▶ [Task requirements]:
Where the string "上级补助收入" occurs in the material below, report the whole line.

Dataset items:
>>>>>

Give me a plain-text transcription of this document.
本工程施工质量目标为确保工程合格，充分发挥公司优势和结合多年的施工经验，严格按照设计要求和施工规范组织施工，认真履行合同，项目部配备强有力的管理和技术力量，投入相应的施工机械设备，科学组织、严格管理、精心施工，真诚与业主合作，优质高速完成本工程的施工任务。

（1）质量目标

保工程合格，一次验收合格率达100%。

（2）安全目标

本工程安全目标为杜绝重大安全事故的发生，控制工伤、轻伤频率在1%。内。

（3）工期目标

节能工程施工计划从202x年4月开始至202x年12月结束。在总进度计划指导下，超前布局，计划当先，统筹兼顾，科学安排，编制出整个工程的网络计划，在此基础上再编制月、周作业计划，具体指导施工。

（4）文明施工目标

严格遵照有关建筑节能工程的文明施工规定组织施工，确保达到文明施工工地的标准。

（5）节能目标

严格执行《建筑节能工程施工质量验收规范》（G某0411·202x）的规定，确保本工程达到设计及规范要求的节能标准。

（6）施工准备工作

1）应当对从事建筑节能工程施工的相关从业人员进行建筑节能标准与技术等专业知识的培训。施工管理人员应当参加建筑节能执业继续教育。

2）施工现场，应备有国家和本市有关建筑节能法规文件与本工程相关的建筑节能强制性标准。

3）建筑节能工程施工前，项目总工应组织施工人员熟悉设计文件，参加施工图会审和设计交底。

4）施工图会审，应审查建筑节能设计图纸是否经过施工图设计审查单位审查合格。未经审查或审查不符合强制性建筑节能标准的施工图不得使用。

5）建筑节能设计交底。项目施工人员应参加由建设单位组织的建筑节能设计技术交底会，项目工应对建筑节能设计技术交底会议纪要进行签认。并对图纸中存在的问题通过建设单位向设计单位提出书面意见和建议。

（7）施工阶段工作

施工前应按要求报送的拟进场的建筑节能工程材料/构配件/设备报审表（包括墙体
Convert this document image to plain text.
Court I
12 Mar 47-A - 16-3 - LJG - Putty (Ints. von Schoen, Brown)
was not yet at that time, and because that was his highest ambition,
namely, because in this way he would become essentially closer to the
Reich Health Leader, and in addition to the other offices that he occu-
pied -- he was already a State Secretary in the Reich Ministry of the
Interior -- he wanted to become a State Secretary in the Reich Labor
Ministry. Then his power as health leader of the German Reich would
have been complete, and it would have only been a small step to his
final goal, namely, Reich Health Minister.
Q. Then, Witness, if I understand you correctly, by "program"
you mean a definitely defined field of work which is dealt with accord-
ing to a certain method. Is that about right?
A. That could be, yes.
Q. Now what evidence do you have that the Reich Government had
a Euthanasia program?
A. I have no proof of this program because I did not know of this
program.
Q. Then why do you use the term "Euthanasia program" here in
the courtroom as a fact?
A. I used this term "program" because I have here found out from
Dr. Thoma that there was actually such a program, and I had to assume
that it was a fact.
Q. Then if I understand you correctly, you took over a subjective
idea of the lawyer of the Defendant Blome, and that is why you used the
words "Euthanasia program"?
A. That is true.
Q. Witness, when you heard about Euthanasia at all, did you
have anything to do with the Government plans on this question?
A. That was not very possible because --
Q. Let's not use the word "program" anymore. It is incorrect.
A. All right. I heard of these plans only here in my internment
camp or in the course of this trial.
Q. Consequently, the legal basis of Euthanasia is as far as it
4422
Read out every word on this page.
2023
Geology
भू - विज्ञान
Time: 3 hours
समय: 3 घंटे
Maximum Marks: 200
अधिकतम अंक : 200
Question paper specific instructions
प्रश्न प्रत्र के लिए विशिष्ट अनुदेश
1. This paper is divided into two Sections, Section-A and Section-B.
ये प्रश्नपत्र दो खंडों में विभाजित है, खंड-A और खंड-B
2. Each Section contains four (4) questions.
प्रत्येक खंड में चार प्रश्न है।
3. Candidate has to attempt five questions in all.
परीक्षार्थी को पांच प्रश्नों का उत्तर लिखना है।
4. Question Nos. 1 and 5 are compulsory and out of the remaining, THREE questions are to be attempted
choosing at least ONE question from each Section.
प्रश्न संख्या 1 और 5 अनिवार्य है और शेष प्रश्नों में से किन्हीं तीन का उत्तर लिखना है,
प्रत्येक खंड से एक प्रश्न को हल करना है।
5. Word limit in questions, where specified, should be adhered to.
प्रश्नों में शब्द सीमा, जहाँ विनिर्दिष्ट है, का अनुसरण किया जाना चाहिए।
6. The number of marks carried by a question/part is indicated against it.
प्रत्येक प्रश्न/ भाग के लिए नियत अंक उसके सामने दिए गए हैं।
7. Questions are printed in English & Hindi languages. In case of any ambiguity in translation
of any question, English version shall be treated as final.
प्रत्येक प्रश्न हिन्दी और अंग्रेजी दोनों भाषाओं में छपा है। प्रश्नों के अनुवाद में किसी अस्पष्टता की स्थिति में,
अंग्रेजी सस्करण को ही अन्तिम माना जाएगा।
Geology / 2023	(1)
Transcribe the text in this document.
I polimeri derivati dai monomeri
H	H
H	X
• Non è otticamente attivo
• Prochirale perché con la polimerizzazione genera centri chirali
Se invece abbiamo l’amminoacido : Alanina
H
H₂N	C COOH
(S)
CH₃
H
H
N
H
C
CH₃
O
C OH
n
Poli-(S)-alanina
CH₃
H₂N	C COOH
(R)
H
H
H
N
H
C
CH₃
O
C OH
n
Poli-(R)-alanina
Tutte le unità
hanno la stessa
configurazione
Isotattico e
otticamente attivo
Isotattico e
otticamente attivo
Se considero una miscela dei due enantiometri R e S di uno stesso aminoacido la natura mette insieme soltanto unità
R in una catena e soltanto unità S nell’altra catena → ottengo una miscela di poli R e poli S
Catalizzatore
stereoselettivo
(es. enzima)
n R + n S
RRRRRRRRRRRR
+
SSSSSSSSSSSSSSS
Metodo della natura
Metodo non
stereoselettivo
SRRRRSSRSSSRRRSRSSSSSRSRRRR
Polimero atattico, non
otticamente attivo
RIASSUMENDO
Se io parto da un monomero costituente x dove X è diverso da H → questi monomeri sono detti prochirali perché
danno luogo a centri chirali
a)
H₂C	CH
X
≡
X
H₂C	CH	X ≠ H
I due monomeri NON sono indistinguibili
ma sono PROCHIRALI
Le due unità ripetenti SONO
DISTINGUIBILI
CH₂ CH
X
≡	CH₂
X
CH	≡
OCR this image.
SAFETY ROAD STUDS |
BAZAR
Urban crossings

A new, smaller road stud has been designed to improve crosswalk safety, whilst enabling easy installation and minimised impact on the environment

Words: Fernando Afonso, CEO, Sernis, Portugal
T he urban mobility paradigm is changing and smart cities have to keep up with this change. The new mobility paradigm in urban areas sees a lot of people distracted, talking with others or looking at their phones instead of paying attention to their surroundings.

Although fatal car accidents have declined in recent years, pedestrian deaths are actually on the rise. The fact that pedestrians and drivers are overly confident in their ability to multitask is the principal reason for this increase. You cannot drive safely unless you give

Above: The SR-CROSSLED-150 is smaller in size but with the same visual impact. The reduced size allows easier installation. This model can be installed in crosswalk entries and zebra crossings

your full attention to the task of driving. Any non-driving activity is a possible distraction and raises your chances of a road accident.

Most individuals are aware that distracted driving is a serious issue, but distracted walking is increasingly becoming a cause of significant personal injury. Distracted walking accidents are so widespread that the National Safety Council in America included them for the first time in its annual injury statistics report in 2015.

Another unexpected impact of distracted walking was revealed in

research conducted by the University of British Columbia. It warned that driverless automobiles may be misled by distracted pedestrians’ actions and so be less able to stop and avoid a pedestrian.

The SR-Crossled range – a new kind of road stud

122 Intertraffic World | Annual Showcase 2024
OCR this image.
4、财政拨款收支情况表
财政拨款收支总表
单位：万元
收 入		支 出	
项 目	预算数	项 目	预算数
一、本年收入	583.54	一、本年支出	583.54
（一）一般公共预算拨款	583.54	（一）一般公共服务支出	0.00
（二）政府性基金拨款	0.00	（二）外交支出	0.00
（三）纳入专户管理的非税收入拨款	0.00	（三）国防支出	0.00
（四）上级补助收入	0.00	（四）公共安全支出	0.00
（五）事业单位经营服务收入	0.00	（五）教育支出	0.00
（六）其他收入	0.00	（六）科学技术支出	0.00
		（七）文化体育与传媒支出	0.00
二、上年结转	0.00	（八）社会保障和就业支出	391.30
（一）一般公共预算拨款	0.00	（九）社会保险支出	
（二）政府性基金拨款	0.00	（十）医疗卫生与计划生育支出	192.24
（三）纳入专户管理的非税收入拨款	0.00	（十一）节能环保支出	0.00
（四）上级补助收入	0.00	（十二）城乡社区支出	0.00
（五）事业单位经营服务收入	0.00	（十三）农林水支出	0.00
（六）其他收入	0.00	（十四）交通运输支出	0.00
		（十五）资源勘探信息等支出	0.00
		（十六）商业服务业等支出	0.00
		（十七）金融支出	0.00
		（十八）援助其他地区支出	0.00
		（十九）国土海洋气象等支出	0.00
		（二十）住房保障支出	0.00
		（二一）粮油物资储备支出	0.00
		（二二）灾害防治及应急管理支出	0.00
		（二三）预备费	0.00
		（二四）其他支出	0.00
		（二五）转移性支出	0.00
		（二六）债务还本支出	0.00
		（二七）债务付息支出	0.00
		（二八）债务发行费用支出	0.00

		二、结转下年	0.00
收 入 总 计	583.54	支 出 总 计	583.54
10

<<<<<

▶ [Task output]:
（四）上级补助收入	0.00	（四）公共安全支出	0.00
（四）上级补助收入	0.00	（十二）城乡社区支出	0.00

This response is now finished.